Dataset items:
※ ※ ※
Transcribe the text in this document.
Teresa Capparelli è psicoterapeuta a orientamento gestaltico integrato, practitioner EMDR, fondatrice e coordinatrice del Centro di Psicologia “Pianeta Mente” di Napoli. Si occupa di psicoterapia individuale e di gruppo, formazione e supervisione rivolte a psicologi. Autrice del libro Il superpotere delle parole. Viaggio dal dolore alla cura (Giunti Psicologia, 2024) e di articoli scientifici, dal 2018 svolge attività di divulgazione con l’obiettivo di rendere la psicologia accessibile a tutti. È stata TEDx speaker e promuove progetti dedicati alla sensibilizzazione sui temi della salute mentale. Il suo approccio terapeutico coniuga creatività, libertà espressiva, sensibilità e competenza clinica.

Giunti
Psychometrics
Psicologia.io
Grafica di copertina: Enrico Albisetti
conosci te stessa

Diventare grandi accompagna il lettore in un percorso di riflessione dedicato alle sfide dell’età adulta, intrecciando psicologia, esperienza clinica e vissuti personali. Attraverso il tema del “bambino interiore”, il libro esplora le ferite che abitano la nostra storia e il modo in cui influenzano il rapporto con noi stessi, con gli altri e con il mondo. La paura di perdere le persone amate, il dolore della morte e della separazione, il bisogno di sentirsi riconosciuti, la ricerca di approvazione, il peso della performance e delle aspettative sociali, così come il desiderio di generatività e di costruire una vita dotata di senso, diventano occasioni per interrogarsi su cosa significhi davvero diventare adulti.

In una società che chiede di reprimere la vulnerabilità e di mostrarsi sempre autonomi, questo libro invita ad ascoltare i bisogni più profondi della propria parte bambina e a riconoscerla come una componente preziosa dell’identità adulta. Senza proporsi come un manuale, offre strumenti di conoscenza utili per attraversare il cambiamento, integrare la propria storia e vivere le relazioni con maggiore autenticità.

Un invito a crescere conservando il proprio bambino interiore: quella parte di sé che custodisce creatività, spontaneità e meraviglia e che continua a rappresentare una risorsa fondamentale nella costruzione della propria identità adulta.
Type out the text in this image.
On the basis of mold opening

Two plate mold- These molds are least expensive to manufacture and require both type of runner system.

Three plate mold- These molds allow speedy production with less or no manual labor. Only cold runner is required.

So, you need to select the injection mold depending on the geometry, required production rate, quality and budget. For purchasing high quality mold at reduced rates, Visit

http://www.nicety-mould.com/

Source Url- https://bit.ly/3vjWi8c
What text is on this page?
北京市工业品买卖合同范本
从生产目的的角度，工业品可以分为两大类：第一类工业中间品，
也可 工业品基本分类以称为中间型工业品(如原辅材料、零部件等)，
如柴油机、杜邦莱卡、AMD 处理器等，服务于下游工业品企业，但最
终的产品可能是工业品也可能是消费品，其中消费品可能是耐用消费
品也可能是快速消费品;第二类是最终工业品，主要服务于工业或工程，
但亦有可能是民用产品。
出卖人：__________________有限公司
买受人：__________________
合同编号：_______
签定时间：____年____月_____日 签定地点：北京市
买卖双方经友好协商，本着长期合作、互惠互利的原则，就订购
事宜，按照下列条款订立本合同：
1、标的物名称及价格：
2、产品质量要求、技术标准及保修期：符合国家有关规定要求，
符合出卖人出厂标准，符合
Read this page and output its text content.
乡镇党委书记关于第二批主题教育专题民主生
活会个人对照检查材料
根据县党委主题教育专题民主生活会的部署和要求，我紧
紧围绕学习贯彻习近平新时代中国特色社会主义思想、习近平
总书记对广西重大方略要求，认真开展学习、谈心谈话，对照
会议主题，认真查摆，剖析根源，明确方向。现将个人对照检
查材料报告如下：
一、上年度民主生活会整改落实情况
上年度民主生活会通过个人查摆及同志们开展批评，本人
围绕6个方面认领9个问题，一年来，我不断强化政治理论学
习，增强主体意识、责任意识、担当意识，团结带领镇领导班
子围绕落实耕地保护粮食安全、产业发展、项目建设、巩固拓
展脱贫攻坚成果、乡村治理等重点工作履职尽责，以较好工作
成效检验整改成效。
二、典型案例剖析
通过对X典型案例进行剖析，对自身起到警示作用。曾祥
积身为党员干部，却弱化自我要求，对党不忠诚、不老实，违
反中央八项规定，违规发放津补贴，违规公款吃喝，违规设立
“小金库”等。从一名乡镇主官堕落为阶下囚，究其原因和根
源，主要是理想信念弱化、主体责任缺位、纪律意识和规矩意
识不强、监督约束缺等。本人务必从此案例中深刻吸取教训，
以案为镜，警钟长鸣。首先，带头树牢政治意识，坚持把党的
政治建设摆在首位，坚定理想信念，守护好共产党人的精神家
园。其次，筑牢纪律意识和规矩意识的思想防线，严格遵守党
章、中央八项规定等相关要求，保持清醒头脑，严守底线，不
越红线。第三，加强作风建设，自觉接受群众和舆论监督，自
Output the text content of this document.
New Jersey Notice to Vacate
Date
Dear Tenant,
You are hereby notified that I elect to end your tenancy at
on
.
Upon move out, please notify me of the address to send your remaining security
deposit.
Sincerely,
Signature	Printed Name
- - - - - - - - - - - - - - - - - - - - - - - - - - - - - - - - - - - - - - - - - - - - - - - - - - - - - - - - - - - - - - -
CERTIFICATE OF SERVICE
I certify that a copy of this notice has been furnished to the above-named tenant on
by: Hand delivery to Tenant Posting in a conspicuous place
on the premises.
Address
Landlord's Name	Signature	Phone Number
※ ※ ※
WHAT YOU HAVE TO DO
Find the line containing "Read this page and output its text content.", then output it and every line after it to the end of the data, exactly.

RESPONSE TO THE TASK
Read this page and output its text content.
乡镇党委书记关于第二批主题教育专题民主生
活会个人对照检查材料
根据县党委主题教育专题民主生活会的部署和要求，我紧
紧围绕学习贯彻习近平新时代中国特色社会主义思想、习近平
总书记对广西重大方略要求，认真开展学习、谈心谈话，对照
会议主题，认真查摆，剖析根源，明确方向。现将个人对照检
查材料报告如下：
一、上年度民主生活会整改落实情况
上年度民主生活会通过个人查摆及同志们开展批评，本人
围绕6个方面认领9个问题，一年来，我不断强化政治理论学
习，增强主体意识、责任意识、担当意识，团结带领镇领导班
子围绕落实耕地保护粮食安全、产业发展、项目建设、巩固拓
展脱贫攻坚成果、乡村治理等重点工作履职尽责，以较好工作
成效检验整改成效。
二、典型案例剖析
通过对X典型案例进行剖析，对自身起到警示作用。曾祥
积身为党员干部，却弱化自我要求，对党不忠诚、不老实，违
反中央八项规定，违规发放津补贴，违规公款吃喝，违规设立
“小金库”等。从一名乡镇主官堕落为阶下囚，究其原因和根
源，主要是理想信念弱化、主体责任缺位、纪律意识和规矩意
识不强、监督约束缺等。本人务必从此案例中深刻吸取教训，
以案为镜，警钟长鸣。首先，带头树牢政治意识，坚持把党的
政治建设摆在首位，坚定理想信念，守护好共产党人的精神家
园。其次，筑牢纪律意识和规矩意识的思想防线，严格遵守党
章、中央八项规定等相关要求，保持清醒头脑，严守底线，不
越红线。第三，加强作风建设，自觉接受群众和舆论监督，自
Output the text content of this document.
New Jersey Notice to Vacate
Date
Dear Tenant,
You are hereby notified that I elect to end your tenancy at
on
.
Upon move out, please notify me of the address to send your remaining security
deposit.
Sincerely,
Signature	Printed Name
- - - - - - - - - - - - - - - - - - - - - - - - - - - - - - - - - - - - - - - - - - - - - - - - - - - - - - - - - - - - - - -
CERTIFICATE OF SERVICE
I certify that a copy of this notice has been furnished to the above-named tenant on
by: Hand delivery to Tenant Posting in a conspicuous place
on the premises.
Address
Landlord's Name	Signature	Phone Number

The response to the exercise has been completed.